• **What the task asks**: Make a tally of the lines in the records that include the string "range", and give only that number.

• **Provided information**:
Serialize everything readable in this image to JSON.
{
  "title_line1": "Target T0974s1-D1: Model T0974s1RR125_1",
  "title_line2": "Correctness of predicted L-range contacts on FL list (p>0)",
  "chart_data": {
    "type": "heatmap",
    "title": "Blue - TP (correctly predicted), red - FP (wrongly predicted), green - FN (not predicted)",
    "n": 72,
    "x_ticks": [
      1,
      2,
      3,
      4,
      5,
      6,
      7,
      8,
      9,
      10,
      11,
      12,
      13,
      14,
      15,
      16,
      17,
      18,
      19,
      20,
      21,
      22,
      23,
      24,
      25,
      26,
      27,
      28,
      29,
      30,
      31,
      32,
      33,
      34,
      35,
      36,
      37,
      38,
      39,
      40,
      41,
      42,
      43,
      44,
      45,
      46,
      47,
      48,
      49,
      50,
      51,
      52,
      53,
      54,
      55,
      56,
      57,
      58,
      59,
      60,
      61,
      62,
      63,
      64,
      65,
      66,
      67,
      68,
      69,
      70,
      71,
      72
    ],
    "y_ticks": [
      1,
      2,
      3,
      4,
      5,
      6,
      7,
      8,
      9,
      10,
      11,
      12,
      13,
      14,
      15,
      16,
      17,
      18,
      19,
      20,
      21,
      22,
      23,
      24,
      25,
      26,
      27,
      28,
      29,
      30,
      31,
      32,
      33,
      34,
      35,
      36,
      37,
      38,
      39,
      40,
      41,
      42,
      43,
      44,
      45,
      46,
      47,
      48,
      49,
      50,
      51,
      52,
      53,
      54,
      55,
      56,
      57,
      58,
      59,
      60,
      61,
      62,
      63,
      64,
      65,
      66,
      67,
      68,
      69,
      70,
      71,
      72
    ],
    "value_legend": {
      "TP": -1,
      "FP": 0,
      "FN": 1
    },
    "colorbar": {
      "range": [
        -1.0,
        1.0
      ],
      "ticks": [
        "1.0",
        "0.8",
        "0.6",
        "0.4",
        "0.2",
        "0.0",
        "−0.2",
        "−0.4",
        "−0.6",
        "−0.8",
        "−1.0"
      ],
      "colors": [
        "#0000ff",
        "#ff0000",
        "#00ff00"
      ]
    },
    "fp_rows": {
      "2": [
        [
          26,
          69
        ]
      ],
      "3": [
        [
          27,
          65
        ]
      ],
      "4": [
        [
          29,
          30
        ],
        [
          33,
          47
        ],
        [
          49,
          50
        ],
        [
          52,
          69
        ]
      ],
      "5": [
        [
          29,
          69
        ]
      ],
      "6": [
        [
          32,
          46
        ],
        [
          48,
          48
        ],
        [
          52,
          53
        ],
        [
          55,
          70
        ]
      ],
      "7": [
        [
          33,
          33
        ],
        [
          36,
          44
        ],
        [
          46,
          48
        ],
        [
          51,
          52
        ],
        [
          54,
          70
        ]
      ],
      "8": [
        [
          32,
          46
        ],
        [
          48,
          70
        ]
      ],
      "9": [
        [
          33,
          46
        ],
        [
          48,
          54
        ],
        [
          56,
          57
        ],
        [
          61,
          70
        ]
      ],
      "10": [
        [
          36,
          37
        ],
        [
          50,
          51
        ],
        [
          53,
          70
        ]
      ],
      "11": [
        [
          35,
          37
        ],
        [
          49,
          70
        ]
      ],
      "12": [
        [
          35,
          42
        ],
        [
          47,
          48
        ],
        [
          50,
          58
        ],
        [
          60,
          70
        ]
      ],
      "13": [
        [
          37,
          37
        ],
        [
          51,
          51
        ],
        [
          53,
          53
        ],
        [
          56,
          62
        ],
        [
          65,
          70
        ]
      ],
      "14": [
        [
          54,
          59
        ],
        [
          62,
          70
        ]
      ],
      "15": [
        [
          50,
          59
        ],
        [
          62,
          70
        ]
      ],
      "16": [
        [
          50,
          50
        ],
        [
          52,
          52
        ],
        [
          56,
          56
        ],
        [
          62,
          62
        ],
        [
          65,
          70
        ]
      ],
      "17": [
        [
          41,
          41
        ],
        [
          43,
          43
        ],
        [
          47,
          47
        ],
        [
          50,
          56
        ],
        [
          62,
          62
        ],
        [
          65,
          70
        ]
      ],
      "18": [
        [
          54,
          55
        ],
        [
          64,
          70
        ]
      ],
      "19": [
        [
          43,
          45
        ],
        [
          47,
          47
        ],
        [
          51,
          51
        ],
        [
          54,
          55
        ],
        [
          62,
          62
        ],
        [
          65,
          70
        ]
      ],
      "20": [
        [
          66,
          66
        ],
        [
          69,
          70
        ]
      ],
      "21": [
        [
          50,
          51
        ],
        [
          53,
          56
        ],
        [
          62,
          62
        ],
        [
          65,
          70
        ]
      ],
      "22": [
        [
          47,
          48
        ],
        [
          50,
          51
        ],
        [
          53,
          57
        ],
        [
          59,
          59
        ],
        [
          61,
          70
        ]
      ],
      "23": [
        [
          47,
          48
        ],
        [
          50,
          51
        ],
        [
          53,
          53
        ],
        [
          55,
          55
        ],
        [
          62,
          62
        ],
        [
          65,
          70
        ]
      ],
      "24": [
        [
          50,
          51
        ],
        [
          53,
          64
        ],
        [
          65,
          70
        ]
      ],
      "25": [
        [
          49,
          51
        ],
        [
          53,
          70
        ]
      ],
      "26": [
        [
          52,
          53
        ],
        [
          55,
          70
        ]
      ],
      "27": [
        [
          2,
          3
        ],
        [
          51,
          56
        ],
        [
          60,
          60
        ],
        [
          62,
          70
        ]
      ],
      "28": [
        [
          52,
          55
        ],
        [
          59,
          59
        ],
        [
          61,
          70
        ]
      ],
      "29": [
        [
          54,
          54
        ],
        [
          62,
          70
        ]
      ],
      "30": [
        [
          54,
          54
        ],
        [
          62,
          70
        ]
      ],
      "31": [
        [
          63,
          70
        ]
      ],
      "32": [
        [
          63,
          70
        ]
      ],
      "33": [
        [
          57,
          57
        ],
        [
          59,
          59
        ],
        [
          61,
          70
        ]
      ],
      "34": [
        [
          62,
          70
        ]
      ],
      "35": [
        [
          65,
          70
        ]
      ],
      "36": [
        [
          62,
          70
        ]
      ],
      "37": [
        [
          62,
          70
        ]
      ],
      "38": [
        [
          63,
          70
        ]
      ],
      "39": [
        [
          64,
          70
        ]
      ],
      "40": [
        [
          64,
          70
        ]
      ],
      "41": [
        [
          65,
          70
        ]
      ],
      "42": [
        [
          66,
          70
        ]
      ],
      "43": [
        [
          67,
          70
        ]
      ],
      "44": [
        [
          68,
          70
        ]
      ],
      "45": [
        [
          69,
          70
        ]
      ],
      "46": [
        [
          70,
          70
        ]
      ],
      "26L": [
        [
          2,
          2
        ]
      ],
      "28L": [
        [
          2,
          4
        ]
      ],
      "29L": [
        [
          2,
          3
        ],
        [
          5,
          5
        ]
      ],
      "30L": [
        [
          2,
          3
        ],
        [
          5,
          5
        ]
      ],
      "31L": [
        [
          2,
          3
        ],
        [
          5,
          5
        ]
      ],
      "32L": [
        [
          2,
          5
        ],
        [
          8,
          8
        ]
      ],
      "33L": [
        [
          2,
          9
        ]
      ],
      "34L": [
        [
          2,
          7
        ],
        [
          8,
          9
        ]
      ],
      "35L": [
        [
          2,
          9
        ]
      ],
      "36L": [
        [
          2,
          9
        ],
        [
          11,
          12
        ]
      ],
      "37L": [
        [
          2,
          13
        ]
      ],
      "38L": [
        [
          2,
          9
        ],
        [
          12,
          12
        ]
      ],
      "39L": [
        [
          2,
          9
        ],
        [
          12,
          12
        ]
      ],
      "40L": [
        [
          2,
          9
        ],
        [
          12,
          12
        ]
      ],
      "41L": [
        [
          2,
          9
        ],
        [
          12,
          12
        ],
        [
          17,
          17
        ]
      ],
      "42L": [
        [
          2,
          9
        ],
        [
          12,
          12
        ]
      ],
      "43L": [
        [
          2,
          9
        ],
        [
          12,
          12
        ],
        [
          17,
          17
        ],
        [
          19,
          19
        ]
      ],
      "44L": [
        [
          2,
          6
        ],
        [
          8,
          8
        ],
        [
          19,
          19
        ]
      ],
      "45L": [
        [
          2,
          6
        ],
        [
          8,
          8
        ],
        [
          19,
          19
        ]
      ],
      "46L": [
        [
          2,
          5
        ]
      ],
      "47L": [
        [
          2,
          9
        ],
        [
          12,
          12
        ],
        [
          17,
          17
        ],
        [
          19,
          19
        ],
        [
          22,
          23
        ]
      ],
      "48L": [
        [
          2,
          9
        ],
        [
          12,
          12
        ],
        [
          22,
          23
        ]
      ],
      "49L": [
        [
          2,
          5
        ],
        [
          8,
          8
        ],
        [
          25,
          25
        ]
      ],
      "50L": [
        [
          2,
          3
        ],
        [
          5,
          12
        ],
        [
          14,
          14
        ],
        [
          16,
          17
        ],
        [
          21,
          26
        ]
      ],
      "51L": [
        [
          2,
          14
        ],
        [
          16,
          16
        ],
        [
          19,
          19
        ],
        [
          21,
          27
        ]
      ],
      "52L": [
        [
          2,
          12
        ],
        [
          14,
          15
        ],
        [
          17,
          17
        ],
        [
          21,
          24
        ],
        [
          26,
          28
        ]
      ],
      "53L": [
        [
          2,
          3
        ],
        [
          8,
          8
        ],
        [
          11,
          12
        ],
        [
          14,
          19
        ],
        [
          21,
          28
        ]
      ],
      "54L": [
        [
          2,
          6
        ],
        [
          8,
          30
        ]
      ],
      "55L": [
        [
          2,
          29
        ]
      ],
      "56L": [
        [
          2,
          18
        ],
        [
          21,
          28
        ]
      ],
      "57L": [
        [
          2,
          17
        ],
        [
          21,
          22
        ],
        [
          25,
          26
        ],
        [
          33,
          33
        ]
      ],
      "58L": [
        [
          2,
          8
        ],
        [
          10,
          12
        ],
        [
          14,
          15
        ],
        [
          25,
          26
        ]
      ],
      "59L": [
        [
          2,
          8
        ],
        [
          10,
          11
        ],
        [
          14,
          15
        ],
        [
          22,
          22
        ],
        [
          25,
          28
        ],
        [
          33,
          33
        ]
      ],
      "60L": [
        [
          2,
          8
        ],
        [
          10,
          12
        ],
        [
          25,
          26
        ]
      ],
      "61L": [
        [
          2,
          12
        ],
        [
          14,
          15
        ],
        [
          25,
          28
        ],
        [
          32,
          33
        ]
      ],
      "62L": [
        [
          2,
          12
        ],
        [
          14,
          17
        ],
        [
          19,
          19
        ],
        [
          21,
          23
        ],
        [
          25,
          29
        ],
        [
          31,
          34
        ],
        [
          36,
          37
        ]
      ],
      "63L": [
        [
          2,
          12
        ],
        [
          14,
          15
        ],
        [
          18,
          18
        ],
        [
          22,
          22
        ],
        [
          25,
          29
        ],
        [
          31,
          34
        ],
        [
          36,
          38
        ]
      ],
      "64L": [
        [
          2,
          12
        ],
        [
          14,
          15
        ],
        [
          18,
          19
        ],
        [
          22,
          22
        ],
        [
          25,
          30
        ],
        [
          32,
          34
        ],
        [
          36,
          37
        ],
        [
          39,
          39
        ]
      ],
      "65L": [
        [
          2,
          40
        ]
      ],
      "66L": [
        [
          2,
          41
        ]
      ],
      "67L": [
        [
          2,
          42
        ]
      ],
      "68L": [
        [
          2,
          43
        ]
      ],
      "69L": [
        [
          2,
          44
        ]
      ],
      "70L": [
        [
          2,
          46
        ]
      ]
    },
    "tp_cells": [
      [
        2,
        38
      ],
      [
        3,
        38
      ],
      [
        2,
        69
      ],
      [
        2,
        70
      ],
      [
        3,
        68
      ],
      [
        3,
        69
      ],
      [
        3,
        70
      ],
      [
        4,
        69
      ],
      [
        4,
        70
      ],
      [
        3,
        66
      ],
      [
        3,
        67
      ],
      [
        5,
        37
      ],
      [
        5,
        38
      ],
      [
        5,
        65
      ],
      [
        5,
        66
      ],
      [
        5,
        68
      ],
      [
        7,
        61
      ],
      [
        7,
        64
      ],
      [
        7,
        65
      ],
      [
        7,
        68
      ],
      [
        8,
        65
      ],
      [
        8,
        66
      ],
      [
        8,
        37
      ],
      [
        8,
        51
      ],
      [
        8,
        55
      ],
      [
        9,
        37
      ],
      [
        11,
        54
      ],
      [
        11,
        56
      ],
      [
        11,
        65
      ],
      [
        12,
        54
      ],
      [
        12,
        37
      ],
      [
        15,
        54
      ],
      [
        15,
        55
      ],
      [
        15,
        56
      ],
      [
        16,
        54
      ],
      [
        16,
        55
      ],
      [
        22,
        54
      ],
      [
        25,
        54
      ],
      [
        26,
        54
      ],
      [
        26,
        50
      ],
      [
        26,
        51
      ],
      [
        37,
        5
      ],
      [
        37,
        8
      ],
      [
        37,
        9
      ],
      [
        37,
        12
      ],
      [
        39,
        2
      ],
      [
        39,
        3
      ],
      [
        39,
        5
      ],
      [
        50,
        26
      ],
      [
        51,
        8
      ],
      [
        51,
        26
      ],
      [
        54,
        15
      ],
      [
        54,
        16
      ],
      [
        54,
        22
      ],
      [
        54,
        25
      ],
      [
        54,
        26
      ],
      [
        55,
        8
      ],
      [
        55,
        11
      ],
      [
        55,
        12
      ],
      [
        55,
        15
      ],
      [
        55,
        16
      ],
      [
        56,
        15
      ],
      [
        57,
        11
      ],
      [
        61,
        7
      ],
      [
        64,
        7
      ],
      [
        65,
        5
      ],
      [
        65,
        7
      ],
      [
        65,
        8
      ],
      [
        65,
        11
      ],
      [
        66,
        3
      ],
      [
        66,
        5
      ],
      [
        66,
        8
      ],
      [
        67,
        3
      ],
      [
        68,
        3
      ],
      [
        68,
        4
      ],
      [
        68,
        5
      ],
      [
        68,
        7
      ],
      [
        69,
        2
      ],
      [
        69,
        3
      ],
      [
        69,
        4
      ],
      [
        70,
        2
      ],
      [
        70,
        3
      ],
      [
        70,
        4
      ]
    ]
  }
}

• **Task response**: 2